begin Exercise material
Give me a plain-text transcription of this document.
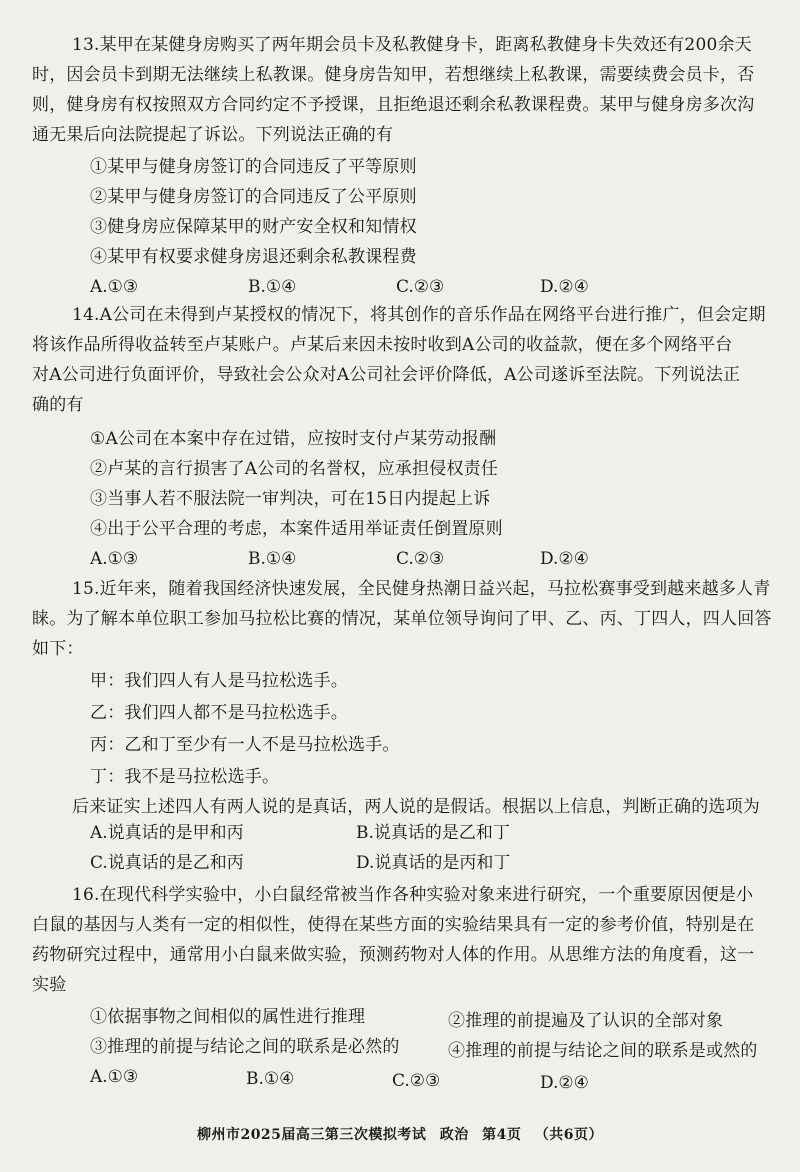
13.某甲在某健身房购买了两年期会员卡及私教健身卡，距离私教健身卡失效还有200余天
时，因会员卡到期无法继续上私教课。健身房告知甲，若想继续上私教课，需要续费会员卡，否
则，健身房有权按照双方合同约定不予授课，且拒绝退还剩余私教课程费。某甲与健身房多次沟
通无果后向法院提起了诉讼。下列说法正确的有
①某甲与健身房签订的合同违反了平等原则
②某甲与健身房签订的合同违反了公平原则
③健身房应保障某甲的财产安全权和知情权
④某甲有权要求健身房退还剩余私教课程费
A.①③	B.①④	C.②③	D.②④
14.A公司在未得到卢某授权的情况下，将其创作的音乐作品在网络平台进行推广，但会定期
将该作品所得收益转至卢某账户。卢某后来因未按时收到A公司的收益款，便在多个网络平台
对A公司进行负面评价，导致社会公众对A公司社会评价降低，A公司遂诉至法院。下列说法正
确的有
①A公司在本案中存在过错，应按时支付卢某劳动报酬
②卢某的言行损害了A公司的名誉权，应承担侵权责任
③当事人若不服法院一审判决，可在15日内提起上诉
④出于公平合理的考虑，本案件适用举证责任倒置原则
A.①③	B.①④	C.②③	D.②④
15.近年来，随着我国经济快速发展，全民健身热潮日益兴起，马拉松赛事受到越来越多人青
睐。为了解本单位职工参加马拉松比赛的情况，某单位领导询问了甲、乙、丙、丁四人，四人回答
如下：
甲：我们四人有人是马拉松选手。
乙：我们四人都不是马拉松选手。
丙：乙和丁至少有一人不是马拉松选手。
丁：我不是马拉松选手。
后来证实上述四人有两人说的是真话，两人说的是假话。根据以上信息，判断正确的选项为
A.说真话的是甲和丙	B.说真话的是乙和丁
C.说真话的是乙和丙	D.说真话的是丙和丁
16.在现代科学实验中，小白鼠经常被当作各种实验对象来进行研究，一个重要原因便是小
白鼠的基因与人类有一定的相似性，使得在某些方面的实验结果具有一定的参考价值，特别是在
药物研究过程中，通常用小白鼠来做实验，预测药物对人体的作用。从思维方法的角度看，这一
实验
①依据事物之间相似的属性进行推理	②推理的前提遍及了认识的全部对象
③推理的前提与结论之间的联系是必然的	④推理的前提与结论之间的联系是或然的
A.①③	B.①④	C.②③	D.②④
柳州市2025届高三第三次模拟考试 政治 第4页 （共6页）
end Exercise material
begin Exercise material
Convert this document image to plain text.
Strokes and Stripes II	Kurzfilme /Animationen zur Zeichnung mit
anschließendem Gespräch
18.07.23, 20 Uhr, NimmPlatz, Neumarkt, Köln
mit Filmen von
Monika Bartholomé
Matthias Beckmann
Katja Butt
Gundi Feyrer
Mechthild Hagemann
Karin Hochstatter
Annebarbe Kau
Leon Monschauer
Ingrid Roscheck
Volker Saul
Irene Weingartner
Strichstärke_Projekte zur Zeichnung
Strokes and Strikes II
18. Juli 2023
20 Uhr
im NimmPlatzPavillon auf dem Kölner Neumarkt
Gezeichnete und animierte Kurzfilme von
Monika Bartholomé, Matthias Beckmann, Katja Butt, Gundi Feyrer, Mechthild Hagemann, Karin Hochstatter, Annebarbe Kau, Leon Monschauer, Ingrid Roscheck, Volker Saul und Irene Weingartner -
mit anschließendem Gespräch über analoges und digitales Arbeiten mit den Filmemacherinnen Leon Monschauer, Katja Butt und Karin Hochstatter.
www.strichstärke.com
end Exercise material
▸ **Do this**
In the entries above, some lines may contain the string "Mechthild"; report how many, without additional comment.

▸ **Full answer**
2